**SET EXERCISE**
Lines that hold the word "change" should be located and copied.

**Data listing**
-*-*-

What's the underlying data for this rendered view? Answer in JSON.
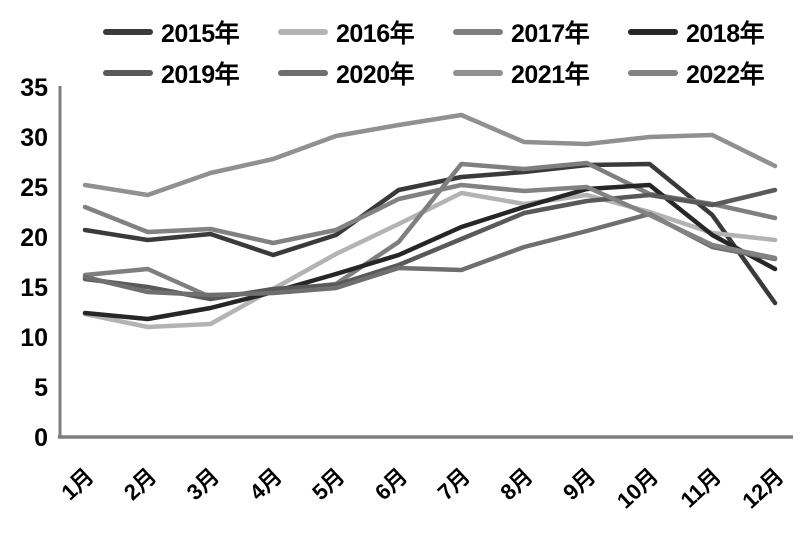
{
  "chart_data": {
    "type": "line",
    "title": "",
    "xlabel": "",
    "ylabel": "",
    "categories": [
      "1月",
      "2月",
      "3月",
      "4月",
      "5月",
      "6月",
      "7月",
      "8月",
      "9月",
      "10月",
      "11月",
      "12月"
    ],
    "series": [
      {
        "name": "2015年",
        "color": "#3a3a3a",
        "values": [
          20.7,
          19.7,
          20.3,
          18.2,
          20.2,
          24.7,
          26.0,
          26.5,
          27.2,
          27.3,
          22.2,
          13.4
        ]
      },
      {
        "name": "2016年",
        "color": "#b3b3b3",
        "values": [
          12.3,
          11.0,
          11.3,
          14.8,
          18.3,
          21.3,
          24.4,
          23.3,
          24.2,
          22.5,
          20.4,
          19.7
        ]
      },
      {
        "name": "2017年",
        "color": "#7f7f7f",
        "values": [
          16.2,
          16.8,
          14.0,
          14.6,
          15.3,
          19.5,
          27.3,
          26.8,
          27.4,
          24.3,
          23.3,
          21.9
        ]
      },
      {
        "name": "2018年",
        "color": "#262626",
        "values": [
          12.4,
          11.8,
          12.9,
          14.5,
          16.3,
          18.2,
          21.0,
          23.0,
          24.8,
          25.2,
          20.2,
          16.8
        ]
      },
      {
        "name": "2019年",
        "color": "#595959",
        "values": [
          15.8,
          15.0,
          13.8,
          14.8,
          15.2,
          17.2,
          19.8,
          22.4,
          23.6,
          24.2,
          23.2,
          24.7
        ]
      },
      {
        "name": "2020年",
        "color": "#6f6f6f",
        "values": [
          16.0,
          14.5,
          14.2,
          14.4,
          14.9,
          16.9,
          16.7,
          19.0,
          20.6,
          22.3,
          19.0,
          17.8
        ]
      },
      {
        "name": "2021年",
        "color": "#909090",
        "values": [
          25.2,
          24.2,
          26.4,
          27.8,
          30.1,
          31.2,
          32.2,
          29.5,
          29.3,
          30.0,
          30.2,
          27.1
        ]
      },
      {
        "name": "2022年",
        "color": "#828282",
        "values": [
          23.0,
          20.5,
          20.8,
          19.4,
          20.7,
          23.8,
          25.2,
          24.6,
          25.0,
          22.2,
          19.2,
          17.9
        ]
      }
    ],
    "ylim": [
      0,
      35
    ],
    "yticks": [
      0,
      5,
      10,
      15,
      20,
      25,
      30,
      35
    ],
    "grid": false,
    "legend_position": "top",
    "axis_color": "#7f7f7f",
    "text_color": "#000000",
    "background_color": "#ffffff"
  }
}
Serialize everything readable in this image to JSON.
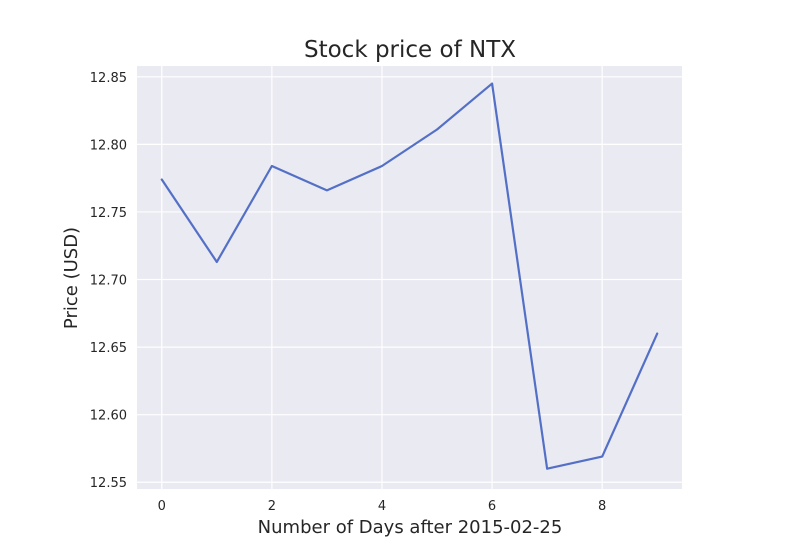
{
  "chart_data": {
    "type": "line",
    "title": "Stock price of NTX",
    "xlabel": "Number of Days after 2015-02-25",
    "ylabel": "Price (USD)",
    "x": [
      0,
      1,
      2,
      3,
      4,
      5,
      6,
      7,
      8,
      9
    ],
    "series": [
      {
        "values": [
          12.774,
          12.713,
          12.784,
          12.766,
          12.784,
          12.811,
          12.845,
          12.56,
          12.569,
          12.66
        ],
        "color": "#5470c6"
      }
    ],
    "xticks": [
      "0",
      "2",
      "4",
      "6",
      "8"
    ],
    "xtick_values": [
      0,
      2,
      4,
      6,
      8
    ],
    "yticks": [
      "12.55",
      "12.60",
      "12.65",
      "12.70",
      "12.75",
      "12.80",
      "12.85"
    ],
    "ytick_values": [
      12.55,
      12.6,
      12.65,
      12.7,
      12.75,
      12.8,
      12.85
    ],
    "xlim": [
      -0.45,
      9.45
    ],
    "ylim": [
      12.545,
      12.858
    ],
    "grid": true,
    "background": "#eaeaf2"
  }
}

-*-*-

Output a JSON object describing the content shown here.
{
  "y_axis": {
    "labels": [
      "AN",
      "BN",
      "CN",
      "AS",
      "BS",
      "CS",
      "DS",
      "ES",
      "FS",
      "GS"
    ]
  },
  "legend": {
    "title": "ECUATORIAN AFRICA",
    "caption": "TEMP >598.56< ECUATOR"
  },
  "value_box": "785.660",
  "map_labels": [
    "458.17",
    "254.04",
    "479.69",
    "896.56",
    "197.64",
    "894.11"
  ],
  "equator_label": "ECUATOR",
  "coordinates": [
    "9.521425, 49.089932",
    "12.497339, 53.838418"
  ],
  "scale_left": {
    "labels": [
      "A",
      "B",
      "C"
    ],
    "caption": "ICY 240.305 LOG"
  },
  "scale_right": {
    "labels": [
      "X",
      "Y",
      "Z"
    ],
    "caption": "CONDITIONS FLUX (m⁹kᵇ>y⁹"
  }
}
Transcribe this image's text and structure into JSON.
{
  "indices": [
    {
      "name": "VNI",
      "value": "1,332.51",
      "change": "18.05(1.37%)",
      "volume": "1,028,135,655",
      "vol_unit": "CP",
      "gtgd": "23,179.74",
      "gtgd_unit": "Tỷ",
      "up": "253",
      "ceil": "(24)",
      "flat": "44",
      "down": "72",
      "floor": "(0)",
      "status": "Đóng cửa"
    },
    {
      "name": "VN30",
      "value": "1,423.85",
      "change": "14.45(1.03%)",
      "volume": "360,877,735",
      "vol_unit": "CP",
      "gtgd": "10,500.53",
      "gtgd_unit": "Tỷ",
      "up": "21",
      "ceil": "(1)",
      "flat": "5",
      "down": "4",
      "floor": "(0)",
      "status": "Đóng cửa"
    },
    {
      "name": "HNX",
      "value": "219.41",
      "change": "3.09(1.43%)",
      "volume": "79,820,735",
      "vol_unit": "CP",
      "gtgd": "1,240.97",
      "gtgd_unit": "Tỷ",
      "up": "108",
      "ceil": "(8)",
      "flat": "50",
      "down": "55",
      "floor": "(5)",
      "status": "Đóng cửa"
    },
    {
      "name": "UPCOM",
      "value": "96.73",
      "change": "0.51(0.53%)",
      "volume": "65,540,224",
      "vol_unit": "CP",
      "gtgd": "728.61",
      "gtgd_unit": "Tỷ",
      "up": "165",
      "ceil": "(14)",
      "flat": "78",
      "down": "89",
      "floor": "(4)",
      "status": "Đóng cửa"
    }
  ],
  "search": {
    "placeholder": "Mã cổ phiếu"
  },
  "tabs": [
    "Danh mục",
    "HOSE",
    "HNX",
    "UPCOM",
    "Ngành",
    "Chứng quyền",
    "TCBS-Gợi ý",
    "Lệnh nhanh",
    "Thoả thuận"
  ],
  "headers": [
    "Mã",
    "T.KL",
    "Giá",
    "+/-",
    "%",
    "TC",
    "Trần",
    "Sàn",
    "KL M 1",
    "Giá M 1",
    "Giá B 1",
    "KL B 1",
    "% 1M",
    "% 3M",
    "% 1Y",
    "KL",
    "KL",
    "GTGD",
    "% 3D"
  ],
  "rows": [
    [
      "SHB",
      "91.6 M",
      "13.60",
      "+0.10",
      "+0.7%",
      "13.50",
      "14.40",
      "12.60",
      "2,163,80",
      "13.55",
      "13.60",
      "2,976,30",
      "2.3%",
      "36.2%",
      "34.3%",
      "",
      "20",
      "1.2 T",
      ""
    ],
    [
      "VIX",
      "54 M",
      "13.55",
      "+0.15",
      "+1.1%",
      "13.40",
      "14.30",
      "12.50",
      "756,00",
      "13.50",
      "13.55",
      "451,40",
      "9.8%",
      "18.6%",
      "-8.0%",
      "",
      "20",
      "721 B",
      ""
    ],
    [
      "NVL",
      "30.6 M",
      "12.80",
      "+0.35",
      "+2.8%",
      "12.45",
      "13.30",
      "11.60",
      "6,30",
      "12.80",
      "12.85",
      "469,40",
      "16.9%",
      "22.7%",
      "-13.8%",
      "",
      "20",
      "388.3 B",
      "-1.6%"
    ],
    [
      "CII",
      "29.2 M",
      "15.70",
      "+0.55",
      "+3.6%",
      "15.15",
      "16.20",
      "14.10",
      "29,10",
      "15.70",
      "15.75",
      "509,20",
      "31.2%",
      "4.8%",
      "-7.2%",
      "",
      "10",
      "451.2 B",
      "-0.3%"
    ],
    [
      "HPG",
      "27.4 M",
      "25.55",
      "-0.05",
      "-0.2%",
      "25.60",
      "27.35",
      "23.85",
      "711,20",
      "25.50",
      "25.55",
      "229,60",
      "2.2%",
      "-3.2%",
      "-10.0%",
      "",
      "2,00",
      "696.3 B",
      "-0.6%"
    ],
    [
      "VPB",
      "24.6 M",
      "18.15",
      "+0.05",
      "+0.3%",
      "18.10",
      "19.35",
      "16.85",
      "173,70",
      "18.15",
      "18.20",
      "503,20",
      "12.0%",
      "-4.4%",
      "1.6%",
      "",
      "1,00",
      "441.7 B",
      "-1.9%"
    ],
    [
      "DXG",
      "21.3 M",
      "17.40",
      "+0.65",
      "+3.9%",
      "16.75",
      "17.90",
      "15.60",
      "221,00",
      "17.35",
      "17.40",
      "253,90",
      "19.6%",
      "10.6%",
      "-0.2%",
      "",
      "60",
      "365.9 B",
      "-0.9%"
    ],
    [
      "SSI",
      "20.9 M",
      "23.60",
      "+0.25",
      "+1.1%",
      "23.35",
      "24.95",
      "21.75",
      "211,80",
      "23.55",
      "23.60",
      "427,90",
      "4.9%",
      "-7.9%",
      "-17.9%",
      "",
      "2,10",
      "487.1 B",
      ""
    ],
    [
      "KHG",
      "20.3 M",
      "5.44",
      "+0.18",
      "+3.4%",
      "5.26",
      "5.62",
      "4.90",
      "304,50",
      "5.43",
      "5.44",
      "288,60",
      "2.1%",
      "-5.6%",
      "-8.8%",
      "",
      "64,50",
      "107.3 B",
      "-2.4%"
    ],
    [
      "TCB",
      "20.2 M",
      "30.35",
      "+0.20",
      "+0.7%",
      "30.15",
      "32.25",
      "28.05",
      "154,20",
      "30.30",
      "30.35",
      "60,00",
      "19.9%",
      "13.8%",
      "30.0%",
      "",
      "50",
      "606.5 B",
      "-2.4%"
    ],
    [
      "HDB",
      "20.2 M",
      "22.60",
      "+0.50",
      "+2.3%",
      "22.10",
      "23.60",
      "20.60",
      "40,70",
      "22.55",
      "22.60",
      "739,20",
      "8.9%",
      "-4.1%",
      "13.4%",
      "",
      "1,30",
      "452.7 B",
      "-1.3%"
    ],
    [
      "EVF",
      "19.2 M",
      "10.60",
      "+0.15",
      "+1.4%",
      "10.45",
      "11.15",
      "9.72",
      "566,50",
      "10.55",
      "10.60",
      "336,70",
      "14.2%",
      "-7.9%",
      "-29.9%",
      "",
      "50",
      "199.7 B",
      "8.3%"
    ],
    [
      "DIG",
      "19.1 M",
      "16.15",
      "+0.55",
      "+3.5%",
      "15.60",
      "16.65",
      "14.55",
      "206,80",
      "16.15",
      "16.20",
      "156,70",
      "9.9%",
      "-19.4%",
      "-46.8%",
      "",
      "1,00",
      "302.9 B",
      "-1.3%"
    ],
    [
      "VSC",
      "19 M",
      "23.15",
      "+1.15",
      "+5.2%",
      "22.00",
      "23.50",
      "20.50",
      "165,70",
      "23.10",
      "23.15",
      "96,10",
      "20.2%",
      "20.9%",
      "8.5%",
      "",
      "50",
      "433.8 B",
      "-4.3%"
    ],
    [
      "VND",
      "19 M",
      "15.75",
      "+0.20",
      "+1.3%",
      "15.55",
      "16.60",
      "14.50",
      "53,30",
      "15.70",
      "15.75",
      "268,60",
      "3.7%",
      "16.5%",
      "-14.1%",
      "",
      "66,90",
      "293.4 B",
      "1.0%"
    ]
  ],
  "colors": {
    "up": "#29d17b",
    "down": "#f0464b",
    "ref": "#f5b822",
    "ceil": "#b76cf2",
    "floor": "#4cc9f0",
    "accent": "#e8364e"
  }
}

-*-*-

**OUTPUT OF THE TASK**
      "change": "18.05(1.37%)",
      "change": "14.45(1.03%)",
      "change": "3.09(1.43%)",
      "change": "0.51(0.53%)",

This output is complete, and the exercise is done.